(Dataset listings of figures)

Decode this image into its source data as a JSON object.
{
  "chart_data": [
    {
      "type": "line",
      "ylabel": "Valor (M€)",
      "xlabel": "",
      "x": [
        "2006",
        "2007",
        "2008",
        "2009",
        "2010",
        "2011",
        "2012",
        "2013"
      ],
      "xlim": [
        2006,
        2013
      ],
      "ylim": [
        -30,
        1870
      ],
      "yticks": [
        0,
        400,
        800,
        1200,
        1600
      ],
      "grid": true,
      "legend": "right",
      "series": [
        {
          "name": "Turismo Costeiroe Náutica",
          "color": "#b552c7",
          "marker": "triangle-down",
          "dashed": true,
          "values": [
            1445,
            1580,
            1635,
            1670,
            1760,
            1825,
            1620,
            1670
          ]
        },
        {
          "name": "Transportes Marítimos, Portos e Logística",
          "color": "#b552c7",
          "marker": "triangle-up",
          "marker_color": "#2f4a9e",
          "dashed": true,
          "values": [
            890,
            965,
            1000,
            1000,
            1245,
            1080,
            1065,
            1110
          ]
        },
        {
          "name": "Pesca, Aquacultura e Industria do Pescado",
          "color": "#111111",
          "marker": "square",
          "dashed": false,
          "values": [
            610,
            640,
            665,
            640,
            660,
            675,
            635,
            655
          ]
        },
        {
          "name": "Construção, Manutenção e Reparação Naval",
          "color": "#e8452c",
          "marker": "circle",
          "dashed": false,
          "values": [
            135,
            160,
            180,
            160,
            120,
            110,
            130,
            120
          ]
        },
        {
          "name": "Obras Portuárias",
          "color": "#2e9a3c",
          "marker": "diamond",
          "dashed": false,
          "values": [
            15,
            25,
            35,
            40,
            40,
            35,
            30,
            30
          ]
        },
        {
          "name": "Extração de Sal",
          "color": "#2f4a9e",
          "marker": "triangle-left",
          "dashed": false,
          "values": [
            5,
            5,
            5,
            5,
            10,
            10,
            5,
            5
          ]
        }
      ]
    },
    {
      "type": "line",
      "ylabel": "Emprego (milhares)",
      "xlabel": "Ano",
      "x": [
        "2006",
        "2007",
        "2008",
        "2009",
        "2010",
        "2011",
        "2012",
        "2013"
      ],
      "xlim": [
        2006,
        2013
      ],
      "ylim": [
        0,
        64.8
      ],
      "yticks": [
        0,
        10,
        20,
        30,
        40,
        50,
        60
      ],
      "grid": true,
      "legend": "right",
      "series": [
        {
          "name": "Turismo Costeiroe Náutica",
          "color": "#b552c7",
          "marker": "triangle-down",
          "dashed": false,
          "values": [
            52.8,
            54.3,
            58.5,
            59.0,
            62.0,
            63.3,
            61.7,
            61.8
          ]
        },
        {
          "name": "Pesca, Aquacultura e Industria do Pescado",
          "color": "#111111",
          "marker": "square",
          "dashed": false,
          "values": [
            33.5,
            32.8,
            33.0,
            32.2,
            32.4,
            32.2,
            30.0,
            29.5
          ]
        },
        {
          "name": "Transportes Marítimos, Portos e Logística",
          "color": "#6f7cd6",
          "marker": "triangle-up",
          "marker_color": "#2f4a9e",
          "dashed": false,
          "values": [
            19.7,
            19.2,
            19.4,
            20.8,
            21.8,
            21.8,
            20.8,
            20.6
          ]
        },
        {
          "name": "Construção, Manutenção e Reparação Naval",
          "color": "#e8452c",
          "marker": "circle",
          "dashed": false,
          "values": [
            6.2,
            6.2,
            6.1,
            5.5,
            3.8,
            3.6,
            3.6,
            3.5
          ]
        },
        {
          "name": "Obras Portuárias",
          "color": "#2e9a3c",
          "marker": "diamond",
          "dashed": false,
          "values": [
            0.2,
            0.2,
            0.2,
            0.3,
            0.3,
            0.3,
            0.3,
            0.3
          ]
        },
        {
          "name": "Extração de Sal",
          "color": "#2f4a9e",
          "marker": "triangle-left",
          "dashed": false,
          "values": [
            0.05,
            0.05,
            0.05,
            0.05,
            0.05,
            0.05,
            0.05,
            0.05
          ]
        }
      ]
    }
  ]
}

WRITTEN REQUEST:
Retype the whole listing above exactly.

PROBLEM SOLUTION:
Decode this image into its source data as a JSON object.
{
  "chart_data": [
    {
      "type": "line",
      "ylabel": "Valor (M€)",
      "xlabel": "",
      "x": [
        "2006",
        "2007",
        "2008",
        "2009",
        "2010",
        "2011",
        "2012",
        "2013"
      ],
      "xlim": [
        2006,
        2013
      ],
      "ylim": [
        -30,
        1870
      ],
      "yticks": [
        0,
        400,
        800,
        1200,
        1600
      ],
      "grid": true,
      "legend": "right",
      "series": [
        {
          "name": "Turismo Costeiroe Náutica",
          "color": "#b552c7",
          "marker": "triangle-down",
          "dashed": true,
          "values": [
            1445,
            1580,
            1635,
            1670,
            1760,
            1825,
            1620,
            1670
          ]
        },
        {
          "name": "Transportes Marítimos, Portos e Logística",
          "color": "#b552c7",
          "marker": "triangle-up",
          "marker_color": "#2f4a9e",
          "dashed": true,
          "values": [
            890,
            965,
            1000,
            1000,
            1245,
            1080,
            1065,
            1110
          ]
        },
        {
          "name": "Pesca, Aquacultura e Industria do Pescado",
          "color": "#111111",
          "marker": "square",
          "dashed": false,
          "values": [
            610,
            640,
            665,
            640,
            660,
            675,
            635,
            655
          ]
        },
        {
          "name": "Construção, Manutenção e Reparação Naval",
          "color": "#e8452c",
          "marker": "circle",
          "dashed": false,
          "values": [
            135,
            160,
            180,
            160,
            120,
            110,
            130,
            120
          ]
        },
        {
          "name": "Obras Portuárias",
          "color": "#2e9a3c",
          "marker": "diamond",
          "dashed": false,
          "values": [
            15,
            25,
            35,
            40,
            40,
            35,
            30,
            30
          ]
        },
        {
          "name": "Extração de Sal",
          "color": "#2f4a9e",
          "marker": "triangle-left",
          "dashed": false,
          "values": [
            5,
            5,
            5,
            5,
            10,
            10,
            5,
            5
          ]
        }
      ]
    },
    {
      "type": "line",
      "ylabel": "Emprego (milhares)",
      "xlabel": "Ano",
      "x": [
        "2006",
        "2007",
        "2008",
        "2009",
        "2010",
        "2011",
        "2012",
        "2013"
      ],
      "xlim": [
        2006,
        2013
      ],
      "ylim": [
        0,
        64.8
      ],
      "yticks": [
        0,
        10,
        20,
        30,
        40,
        50,
        60
      ],
      "grid": true,
      "legend": "right",
      "series": [
        {
          "name": "Turismo Costeiroe Náutica",
          "color": "#b552c7",
          "marker": "triangle-down",
          "dashed": false,
          "values": [
            52.8,
            54.3,
            58.5,
            59.0,
            62.0,
            63.3,
            61.7,
            61.8
          ]
        },
        {
          "name": "Pesca, Aquacultura e Industria do Pescado",
          "color": "#111111",
          "marker": "square",
          "dashed": false,
          "values": [
            33.5,
            32.8,
            33.0,
            32.2,
            32.4,
            32.2,
            30.0,
            29.5
          ]
        },
        {
          "name": "Transportes Marítimos, Portos e Logística",
          "color": "#6f7cd6",
          "marker": "triangle-up",
          "marker_color": "#2f4a9e",
          "dashed": false,
          "values": [
            19.7,
            19.2,
            19.4,
            20.8,
            21.8,
            21.8,
            20.8,
            20.6
          ]
        },
        {
          "name": "Construção, Manutenção e Reparação Naval",
          "color": "#e8452c",
          "marker": "circle",
          "dashed": false,
          "values": [
            6.2,
            6.2,
            6.1,
            5.5,
            3.8,
            3.6,
            3.6,
            3.5
          ]
        },
        {
          "name": "Obras Portuárias",
          "color": "#2e9a3c",
          "marker": "diamond",
          "dashed": false,
          "values": [
            0.2,
            0.2,
            0.2,
            0.3,
            0.3,
            0.3,
            0.3,
            0.3
          ]
        },
        {
          "name": "Extração de Sal",
          "color": "#2f4a9e",
          "marker": "triangle-left",
          "dashed": false,
          "values": [
            0.05,
            0.05,
            0.05,
            0.05,
            0.05,
            0.05,
            0.05,
            0.05
          ]
        }
      ]
    }
  ]
}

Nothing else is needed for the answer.